#### Task to carry out
Each line containing the word "Time" must be reported.

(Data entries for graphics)
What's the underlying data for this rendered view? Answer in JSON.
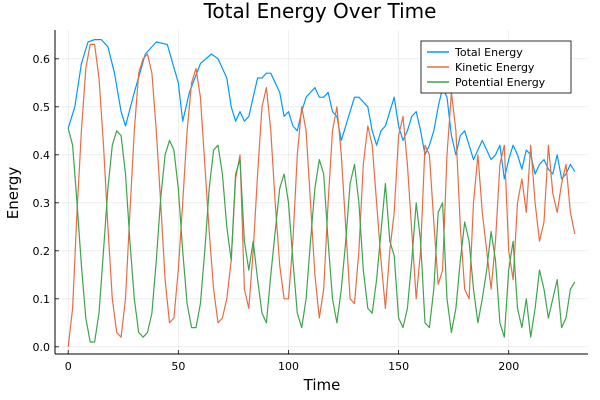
{
  "chart_data": {
    "type": "line",
    "title": "Total Energy Over Time",
    "xlabel": "Time",
    "ylabel": "Energy",
    "xlim": [
      -6,
      236
    ],
    "ylim": [
      -0.015,
      0.66
    ],
    "xticks": [
      0,
      50,
      100,
      150,
      200
    ],
    "yticks": [
      0.0,
      0.1,
      0.2,
      0.3,
      0.4,
      0.5,
      0.6
    ],
    "grid": true,
    "legend_position": "top-right",
    "series": [
      {
        "name": "Total Energy",
        "color": "#009AFA",
        "x": [
          0,
          3,
          6,
          9,
          12,
          15,
          18,
          21,
          24,
          26,
          30,
          35,
          40,
          45,
          50,
          52,
          55,
          60,
          65,
          68,
          70,
          72,
          74,
          76,
          78,
          80,
          82,
          84,
          86,
          88,
          90,
          92,
          94,
          96,
          98,
          100,
          102,
          104,
          106,
          108,
          110,
          112,
          114,
          116,
          118,
          120,
          122,
          124,
          126,
          128,
          130,
          132,
          134,
          136,
          138,
          140,
          142,
          144,
          146,
          148,
          150,
          152,
          154,
          156,
          158,
          160,
          162,
          164,
          166,
          168,
          170,
          172,
          174,
          176,
          178,
          180,
          182,
          184,
          186,
          188,
          190,
          192,
          194,
          196,
          198,
          200,
          202,
          204,
          206,
          208,
          210,
          212,
          214,
          216,
          218,
          220,
          222,
          224,
          226,
          228,
          230
        ],
        "values": [
          0.455,
          0.5,
          0.59,
          0.635,
          0.64,
          0.64,
          0.625,
          0.57,
          0.49,
          0.46,
          0.53,
          0.61,
          0.635,
          0.63,
          0.55,
          0.47,
          0.53,
          0.59,
          0.61,
          0.6,
          0.58,
          0.56,
          0.5,
          0.47,
          0.49,
          0.47,
          0.48,
          0.52,
          0.56,
          0.56,
          0.57,
          0.57,
          0.55,
          0.53,
          0.48,
          0.49,
          0.46,
          0.45,
          0.49,
          0.52,
          0.53,
          0.54,
          0.52,
          0.52,
          0.53,
          0.49,
          0.48,
          0.43,
          0.46,
          0.49,
          0.52,
          0.52,
          0.51,
          0.5,
          0.45,
          0.42,
          0.45,
          0.46,
          0.49,
          0.52,
          0.46,
          0.43,
          0.45,
          0.48,
          0.49,
          0.45,
          0.4,
          0.42,
          0.45,
          0.5,
          0.54,
          0.52,
          0.44,
          0.4,
          0.44,
          0.45,
          0.42,
          0.39,
          0.41,
          0.43,
          0.41,
          0.39,
          0.4,
          0.42,
          0.35,
          0.39,
          0.42,
          0.4,
          0.37,
          0.41,
          0.4,
          0.36,
          0.38,
          0.39,
          0.37,
          0.36,
          0.4,
          0.35,
          0.36,
          0.38,
          0.365
        ]
      },
      {
        "name": "Kinetic Energy",
        "color": "#E26F46",
        "x": [
          0,
          2,
          4,
          6,
          8,
          10,
          12,
          14,
          16,
          18,
          20,
          22,
          24,
          26,
          28,
          30,
          32,
          34,
          36,
          38,
          40,
          42,
          44,
          46,
          48,
          50,
          52,
          54,
          56,
          58,
          60,
          62,
          64,
          66,
          68,
          70,
          72,
          74,
          76,
          78,
          80,
          82,
          84,
          86,
          88,
          90,
          92,
          94,
          96,
          98,
          100,
          102,
          104,
          106,
          108,
          110,
          112,
          114,
          116,
          118,
          120,
          122,
          124,
          126,
          128,
          130,
          132,
          134,
          136,
          138,
          140,
          142,
          144,
          146,
          148,
          150,
          152,
          154,
          156,
          158,
          160,
          162,
          164,
          166,
          168,
          170,
          172,
          174,
          176,
          178,
          180,
          182,
          184,
          186,
          188,
          190,
          192,
          194,
          196,
          198,
          200,
          202,
          204,
          206,
          208,
          210,
          212,
          214,
          216,
          218,
          220,
          222,
          224,
          226,
          228,
          230
        ],
        "values": [
          0.0,
          0.08,
          0.28,
          0.45,
          0.58,
          0.63,
          0.63,
          0.56,
          0.42,
          0.25,
          0.1,
          0.03,
          0.02,
          0.1,
          0.28,
          0.45,
          0.57,
          0.6,
          0.61,
          0.57,
          0.45,
          0.3,
          0.14,
          0.05,
          0.06,
          0.16,
          0.3,
          0.45,
          0.55,
          0.58,
          0.52,
          0.38,
          0.24,
          0.12,
          0.05,
          0.06,
          0.1,
          0.18,
          0.35,
          0.4,
          0.12,
          0.08,
          0.2,
          0.36,
          0.5,
          0.54,
          0.45,
          0.3,
          0.17,
          0.1,
          0.1,
          0.22,
          0.4,
          0.5,
          0.45,
          0.3,
          0.15,
          0.06,
          0.12,
          0.3,
          0.45,
          0.5,
          0.4,
          0.25,
          0.1,
          0.09,
          0.2,
          0.38,
          0.46,
          0.42,
          0.3,
          0.18,
          0.08,
          0.2,
          0.28,
          0.44,
          0.48,
          0.38,
          0.24,
          0.1,
          0.2,
          0.42,
          0.4,
          0.26,
          0.13,
          0.16,
          0.4,
          0.53,
          0.45,
          0.25,
          0.12,
          0.1,
          0.3,
          0.4,
          0.28,
          0.2,
          0.12,
          0.22,
          0.38,
          0.42,
          0.2,
          0.14,
          0.3,
          0.35,
          0.28,
          0.42,
          0.3,
          0.22,
          0.26,
          0.42,
          0.32,
          0.28,
          0.34,
          0.38,
          0.28,
          0.235
        ]
      },
      {
        "name": "Potential Energy",
        "color": "#3EA44E",
        "x": [
          0,
          2,
          4,
          6,
          8,
          10,
          12,
          14,
          16,
          18,
          20,
          22,
          24,
          26,
          28,
          30,
          32,
          34,
          36,
          38,
          40,
          42,
          44,
          46,
          48,
          50,
          52,
          54,
          56,
          58,
          60,
          62,
          64,
          66,
          68,
          70,
          72,
          74,
          76,
          78,
          80,
          82,
          84,
          86,
          88,
          90,
          92,
          94,
          96,
          98,
          100,
          102,
          104,
          106,
          108,
          110,
          112,
          114,
          116,
          118,
          120,
          122,
          124,
          126,
          128,
          130,
          132,
          134,
          136,
          138,
          140,
          142,
          144,
          146,
          148,
          150,
          152,
          154,
          156,
          158,
          160,
          162,
          164,
          166,
          168,
          170,
          172,
          174,
          176,
          178,
          180,
          182,
          184,
          186,
          188,
          190,
          192,
          194,
          196,
          198,
          200,
          202,
          204,
          206,
          208,
          210,
          212,
          214,
          216,
          218,
          220,
          222,
          224,
          226,
          228,
          230
        ],
        "values": [
          0.455,
          0.42,
          0.3,
          0.17,
          0.06,
          0.01,
          0.01,
          0.07,
          0.2,
          0.33,
          0.42,
          0.45,
          0.44,
          0.36,
          0.22,
          0.1,
          0.03,
          0.02,
          0.03,
          0.07,
          0.18,
          0.31,
          0.4,
          0.43,
          0.41,
          0.33,
          0.2,
          0.09,
          0.04,
          0.04,
          0.09,
          0.2,
          0.33,
          0.41,
          0.42,
          0.36,
          0.25,
          0.18,
          0.36,
          0.39,
          0.22,
          0.16,
          0.22,
          0.14,
          0.07,
          0.05,
          0.15,
          0.24,
          0.33,
          0.36,
          0.3,
          0.18,
          0.07,
          0.04,
          0.1,
          0.22,
          0.33,
          0.39,
          0.36,
          0.22,
          0.1,
          0.05,
          0.12,
          0.22,
          0.34,
          0.38,
          0.3,
          0.16,
          0.08,
          0.07,
          0.14,
          0.24,
          0.34,
          0.22,
          0.19,
          0.06,
          0.04,
          0.08,
          0.18,
          0.3,
          0.22,
          0.05,
          0.04,
          0.12,
          0.28,
          0.3,
          0.1,
          0.03,
          0.08,
          0.18,
          0.26,
          0.22,
          0.12,
          0.05,
          0.1,
          0.16,
          0.24,
          0.18,
          0.05,
          0.02,
          0.16,
          0.22,
          0.08,
          0.04,
          0.1,
          0.02,
          0.08,
          0.16,
          0.12,
          0.06,
          0.1,
          0.14,
          0.04,
          0.06,
          0.12,
          0.135
        ]
      }
    ]
  }
}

#### Correct answer
    "title": "Total Energy Over Time",
    "xlabel": "Time",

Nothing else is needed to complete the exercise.